PROBLEM TO WORK ON » Copy every record below, exactly as written.
▼▼▼
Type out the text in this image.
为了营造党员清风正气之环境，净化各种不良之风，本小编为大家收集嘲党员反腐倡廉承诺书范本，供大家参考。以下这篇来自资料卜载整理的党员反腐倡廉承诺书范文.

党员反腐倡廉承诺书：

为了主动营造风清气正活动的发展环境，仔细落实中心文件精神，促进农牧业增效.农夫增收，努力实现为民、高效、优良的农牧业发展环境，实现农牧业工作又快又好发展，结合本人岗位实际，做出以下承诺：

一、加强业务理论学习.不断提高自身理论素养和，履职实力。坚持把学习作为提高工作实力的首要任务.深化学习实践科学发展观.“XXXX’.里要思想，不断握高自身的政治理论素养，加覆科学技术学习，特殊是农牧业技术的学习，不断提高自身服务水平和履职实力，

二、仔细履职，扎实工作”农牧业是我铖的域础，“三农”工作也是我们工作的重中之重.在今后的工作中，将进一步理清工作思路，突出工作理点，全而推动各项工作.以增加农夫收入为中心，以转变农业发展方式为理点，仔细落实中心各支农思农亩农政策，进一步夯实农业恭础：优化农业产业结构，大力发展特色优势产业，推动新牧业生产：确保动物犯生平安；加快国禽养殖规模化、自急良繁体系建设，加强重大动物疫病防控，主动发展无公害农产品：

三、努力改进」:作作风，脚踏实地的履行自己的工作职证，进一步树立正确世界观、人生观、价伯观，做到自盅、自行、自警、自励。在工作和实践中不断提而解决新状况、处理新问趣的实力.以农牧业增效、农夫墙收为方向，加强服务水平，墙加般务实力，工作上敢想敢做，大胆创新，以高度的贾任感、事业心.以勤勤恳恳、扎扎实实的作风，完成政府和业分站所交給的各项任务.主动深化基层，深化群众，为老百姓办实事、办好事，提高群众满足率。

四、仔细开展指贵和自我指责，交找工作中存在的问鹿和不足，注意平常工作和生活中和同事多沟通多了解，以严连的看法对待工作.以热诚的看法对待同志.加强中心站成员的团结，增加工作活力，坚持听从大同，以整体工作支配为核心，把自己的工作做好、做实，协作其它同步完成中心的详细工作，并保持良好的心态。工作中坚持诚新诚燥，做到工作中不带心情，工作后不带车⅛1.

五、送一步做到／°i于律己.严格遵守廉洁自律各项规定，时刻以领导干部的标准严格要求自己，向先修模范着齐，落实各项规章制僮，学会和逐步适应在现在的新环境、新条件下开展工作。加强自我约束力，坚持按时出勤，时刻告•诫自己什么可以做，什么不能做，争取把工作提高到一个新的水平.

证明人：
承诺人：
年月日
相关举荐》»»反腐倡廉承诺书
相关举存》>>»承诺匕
▲▲▲
PROBLEM SOLUTION »
Type out the text in this image.
为了营造党员清风正气之环境，净化各种不良之风，本小编为大家收集嘲党员反腐倡廉承诺书范本，供大家参考。以下这篇来自资料卜载整理的党员反腐倡廉承诺书范文.

党员反腐倡廉承诺书：

为了主动营造风清气正活动的发展环境，仔细落实中心文件精神，促进农牧业增效.农夫增收，努力实现为民、高效、优良的农牧业发展环境，实现农牧业工作又快又好发展，结合本人岗位实际，做出以下承诺：

一、加强业务理论学习.不断提高自身理论素养和，履职实力。坚持把学习作为提高工作实力的首要任务.深化学习实践科学发展观.“XXXX’.里要思想，不断握高自身的政治理论素养，加覆科学技术学习，特殊是农牧业技术的学习，不断提高自身服务水平和履职实力，

二、仔细履职，扎实工作”农牧业是我铖的域础，“三农”工作也是我们工作的重中之重.在今后的工作中，将进一步理清工作思路，突出工作理点，全而推动各项工作.以增加农夫收入为中心，以转变农业发展方式为理点，仔细落实中心各支农思农亩农政策，进一步夯实农业恭础：优化农业产业结构，大力发展特色优势产业，推动新牧业生产：确保动物犯生平安；加快国禽养殖规模化、自急良繁体系建设，加强重大动物疫病防控，主动发展无公害农产品：

三、努力改进」:作作风，脚踏实地的履行自己的工作职证，进一步树立正确世界观、人生观、价伯观，做到自盅、自行、自警、自励。在工作和实践中不断提而解决新状况、处理新问趣的实力.以农牧业增效、农夫墙收为方向，加强服务水平，墙加般务实力，工作上敢想敢做，大胆创新，以高度的贾任感、事业心.以勤勤恳恳、扎扎实实的作风，完成政府和业分站所交給的各项任务.主动深化基层，深化群众，为老百姓办实事、办好事，提高群众满足率。

四、仔细开展指贵和自我指责，交找工作中存在的问鹿和不足，注意平常工作和生活中和同事多沟通多了解，以严连的看法对待工作.以热诚的看法对待同志.加强中心站成员的团结，增加工作活力，坚持听从大同，以整体工作支配为核心，把自己的工作做好、做实，协作其它同步完成中心的详细工作，并保持良好的心态。工作中坚持诚新诚燥，做到工作中不带心情，工作后不带车⅛1.

五、送一步做到／°i于律己.严格遵守廉洁自律各项规定，时刻以领导干部的标准严格要求自己，向先修模范着齐，落实各项规章制僮，学会和逐步适应在现在的新环境、新条件下开展工作。加强自我约束力，坚持按时出勤，时刻告•诫自己什么可以做，什么不能做，争取把工作提高到一个新的水平.

证明人：
承诺人：
年月日
相关举荐》»»反腐倡廉承诺书
相关举存》>>»承诺匕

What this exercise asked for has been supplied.